The entries below should be transcribed in their entirety, exactly as written.

■ ■ ■ ■ ■ ■ ■

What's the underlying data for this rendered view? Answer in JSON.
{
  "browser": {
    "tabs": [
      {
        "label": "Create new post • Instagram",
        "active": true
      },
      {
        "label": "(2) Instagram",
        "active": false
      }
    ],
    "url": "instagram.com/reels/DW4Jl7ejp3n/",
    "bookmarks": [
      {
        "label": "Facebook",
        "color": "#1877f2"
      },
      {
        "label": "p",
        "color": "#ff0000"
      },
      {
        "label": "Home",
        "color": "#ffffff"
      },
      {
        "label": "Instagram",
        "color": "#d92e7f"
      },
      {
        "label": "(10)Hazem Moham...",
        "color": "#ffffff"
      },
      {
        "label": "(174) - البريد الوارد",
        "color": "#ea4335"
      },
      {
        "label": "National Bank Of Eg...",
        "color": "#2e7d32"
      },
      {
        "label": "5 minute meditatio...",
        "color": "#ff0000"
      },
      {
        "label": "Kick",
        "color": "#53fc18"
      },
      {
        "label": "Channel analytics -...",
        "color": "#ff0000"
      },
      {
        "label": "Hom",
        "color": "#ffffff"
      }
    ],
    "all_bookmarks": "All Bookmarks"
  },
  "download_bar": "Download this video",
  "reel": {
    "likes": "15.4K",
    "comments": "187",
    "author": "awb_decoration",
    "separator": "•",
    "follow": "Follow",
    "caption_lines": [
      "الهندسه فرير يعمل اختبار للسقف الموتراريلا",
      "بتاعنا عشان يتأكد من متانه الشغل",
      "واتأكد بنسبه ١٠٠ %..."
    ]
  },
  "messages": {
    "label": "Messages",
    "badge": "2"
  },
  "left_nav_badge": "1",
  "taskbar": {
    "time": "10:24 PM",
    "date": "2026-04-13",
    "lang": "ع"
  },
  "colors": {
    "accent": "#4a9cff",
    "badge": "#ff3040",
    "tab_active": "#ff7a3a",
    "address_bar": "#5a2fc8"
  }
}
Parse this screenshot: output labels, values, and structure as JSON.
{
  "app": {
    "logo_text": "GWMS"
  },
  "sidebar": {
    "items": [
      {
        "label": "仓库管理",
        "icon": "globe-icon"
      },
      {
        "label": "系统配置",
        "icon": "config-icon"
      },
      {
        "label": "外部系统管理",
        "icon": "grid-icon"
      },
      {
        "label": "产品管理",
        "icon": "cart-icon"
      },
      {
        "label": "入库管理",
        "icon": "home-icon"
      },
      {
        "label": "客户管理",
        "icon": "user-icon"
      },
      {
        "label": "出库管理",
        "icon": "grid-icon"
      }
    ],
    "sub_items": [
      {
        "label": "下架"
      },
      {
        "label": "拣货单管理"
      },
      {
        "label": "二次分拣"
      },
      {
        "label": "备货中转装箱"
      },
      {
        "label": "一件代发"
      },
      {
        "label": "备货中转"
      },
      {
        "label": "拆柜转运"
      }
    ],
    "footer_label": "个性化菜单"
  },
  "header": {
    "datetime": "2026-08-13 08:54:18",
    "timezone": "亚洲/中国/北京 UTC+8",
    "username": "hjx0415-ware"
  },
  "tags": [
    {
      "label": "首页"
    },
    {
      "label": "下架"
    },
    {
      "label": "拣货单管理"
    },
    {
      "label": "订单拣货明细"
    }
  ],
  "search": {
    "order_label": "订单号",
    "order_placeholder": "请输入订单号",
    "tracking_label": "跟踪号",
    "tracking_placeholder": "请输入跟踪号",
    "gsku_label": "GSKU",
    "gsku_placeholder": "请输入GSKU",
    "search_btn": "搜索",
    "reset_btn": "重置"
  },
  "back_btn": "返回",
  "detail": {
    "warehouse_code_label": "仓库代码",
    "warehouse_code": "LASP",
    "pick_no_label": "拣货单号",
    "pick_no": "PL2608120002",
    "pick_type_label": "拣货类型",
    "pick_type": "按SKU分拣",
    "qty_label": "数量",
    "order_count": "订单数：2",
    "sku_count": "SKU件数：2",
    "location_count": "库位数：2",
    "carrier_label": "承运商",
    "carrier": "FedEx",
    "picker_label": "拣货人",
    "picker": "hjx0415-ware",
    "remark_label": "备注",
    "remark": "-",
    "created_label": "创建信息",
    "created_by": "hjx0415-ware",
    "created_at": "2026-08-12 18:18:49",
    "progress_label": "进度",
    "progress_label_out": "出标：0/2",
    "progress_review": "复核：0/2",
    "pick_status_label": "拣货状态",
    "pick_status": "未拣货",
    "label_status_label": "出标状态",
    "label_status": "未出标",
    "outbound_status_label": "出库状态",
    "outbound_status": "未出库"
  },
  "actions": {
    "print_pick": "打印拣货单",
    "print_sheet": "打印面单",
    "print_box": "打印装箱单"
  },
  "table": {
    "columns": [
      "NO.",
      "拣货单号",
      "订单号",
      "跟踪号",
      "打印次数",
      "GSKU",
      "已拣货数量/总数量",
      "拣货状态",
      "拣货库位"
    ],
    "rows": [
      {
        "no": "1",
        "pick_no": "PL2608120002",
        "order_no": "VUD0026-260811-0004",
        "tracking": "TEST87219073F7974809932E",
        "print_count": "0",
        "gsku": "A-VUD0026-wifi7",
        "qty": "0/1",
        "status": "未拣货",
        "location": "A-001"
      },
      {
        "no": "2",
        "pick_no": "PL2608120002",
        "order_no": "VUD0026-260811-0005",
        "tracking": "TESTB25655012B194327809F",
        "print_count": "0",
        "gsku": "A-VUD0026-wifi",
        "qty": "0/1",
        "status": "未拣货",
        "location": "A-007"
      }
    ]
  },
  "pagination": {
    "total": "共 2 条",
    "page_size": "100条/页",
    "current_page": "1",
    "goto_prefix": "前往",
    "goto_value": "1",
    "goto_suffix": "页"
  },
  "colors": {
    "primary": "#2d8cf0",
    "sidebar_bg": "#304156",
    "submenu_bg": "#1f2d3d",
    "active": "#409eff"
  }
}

■ ■ ■ ■ ■ ■ ■

COMPLETE RESPONSE:
What's the underlying data for this rendered view? Answer in JSON.
{
  "browser": {
    "tabs": [
      {
        "label": "Create new post • Instagram",
        "active": true
      },
      {
        "label": "(2) Instagram",
        "active": false
      }
    ],
    "url": "instagram.com/reels/DW4Jl7ejp3n/",
    "bookmarks": [
      {
        "label": "Facebook",
        "color": "#1877f2"
      },
      {
        "label": "p",
        "color": "#ff0000"
      },
      {
        "label": "Home",
        "color": "#ffffff"
      },
      {
        "label": "Instagram",
        "color": "#d92e7f"
      },
      {
        "label": "(10)Hazem Moham...",
        "color": "#ffffff"
      },
      {
        "label": "(174) - البريد الوارد",
        "color": "#ea4335"
      },
      {
        "label": "National Bank Of Eg...",
        "color": "#2e7d32"
      },
      {
        "label": "5 minute meditatio...",
        "color": "#ff0000"
      },
      {
        "label": "Kick",
        "color": "#53fc18"
      },
      {
        "label": "Channel analytics -...",
        "color": "#ff0000"
      },
      {
        "label": "Hom",
        "color": "#ffffff"
      }
    ],
    "all_bookmarks": "All Bookmarks"
  },
  "download_bar": "Download this video",
  "reel": {
    "likes": "15.4K",
    "comments": "187",
    "author": "awb_decoration",
    "separator": "•",
    "follow": "Follow",
    "caption_lines": [
      "الهندسه فرير يعمل اختبار للسقف الموتراريلا",
      "بتاعنا عشان يتأكد من متانه الشغل",
      "واتأكد بنسبه ١٠٠ %..."
    ]
  },
  "messages": {
    "label": "Messages",
    "badge": "2"
  },
  "left_nav_badge": "1",
  "taskbar": {
    "time": "10:24 PM",
    "date": "2026-04-13",
    "lang": "ع"
  },
  "colors": {
    "accent": "#4a9cff",
    "badge": "#ff3040",
    "tab_active": "#ff7a3a",
    "address_bar": "#5a2fc8"
  }
}
Parse this screenshot: output labels, values, and structure as JSON.
{
  "app": {
    "logo_text": "GWMS"
  },
  "sidebar": {
    "items": [
      {
        "label": "仓库管理",
        "icon": "globe-icon"
      },
      {
        "label": "系统配置",
        "icon": "config-icon"
      },
      {
        "label": "外部系统管理",
        "icon": "grid-icon"
      },
      {
        "label": "产品管理",
        "icon": "cart-icon"
      },
      {
        "label": "入库管理",
        "icon": "home-icon"
      },
      {
        "label": "客户管理",
        "icon": "user-icon"
      },
      {
        "label": "出库管理",
        "icon": "grid-icon"
      }
    ],
    "sub_items": [
      {
        "label": "下架"
      },
      {
        "label": "拣货单管理"
      },
      {
        "label": "二次分拣"
      },
      {
        "label": "备货中转装箱"
      },
      {
        "label": "一件代发"
      },
      {
        "label": "备货中转"
      },
      {
        "label": "拆柜转运"
      }
    ],
    "footer_label": "个性化菜单"
  },
  "header": {
    "datetime": "2026-08-13 08:54:18",
    "timezone": "亚洲/中国/北京 UTC+8",
    "username": "hjx0415-ware"
  },
  "tags": [
    {
      "label": "首页"
    },
    {
      "label": "下架"
    },
    {
      "label": "拣货单管理"
    },
    {
      "label": "订单拣货明细"
    }
  ],
  "search": {
    "order_label": "订单号",
    "order_placeholder": "请输入订单号",
    "tracking_label": "跟踪号",
    "tracking_placeholder": "请输入跟踪号",
    "gsku_label": "GSKU",
    "gsku_placeholder": "请输入GSKU",
    "search_btn": "搜索",
    "reset_btn": "重置"
  },
  "back_btn": "返回",
  "detail": {
    "warehouse_code_label": "仓库代码",
    "warehouse_code": "LASP",
    "pick_no_label": "拣货单号",
    "pick_no": "PL2608120002",
    "pick_type_label": "拣货类型",
    "pick_type": "按SKU分拣",
    "qty_label": "数量",
    "order_count": "订单数：2",
    "sku_count": "SKU件数：2",
    "location_count": "库位数：2",
    "carrier_label": "承运商",
    "carrier": "FedEx",
    "picker_label": "拣货人",
    "picker": "hjx0415-ware",
    "remark_label": "备注",
    "remark": "-",
    "created_label": "创建信息",
    "created_by": "hjx0415-ware",
    "created_at": "2026-08-12 18:18:49",
    "progress_label": "进度",
    "progress_label_out": "出标：0/2",
    "progress_review": "复核：0/2",
    "pick_status_label": "拣货状态",
    "pick_status": "未拣货",
    "label_status_label": "出标状态",
    "label_status": "未出标",
    "outbound_status_label": "出库状态",
    "outbound_status": "未出库"
  },
  "actions": {
    "print_pick": "打印拣货单",
    "print_sheet": "打印面单",
    "print_box": "打印装箱单"
  },
  "table": {
    "columns": [
      "NO.",
      "拣货单号",
      "订单号",
      "跟踪号",
      "打印次数",
      "GSKU",
      "已拣货数量/总数量",
      "拣货状态",
      "拣货库位"
    ],
    "rows": [
      {
        "no": "1",
        "pick_no": "PL2608120002",
        "order_no": "VUD0026-260811-0004",
        "tracking": "TEST87219073F7974809932E",
        "print_count": "0",
        "gsku": "A-VUD0026-wifi7",
        "qty": "0/1",
        "status": "未拣货",
        "location": "A-001"
      },
      {
        "no": "2",
        "pick_no": "PL2608120002",
        "order_no": "VUD0026-260811-0005",
        "tracking": "TESTB25655012B194327809F",
        "print_count": "0",
        "gsku": "A-VUD0026-wifi",
        "qty": "0/1",
        "status": "未拣货",
        "location": "A-007"
      }
    ]
  },
  "pagination": {
    "total": "共 2 条",
    "page_size": "100条/页",
    "current_page": "1",
    "goto_prefix": "前往",
    "goto_value": "1",
    "goto_suffix": "页"
  },
  "colors": {
    "primary": "#2d8cf0",
    "sidebar_bg": "#304156",
    "submenu_bg": "#1f2d3d",
    "active": "#409eff"
  }
}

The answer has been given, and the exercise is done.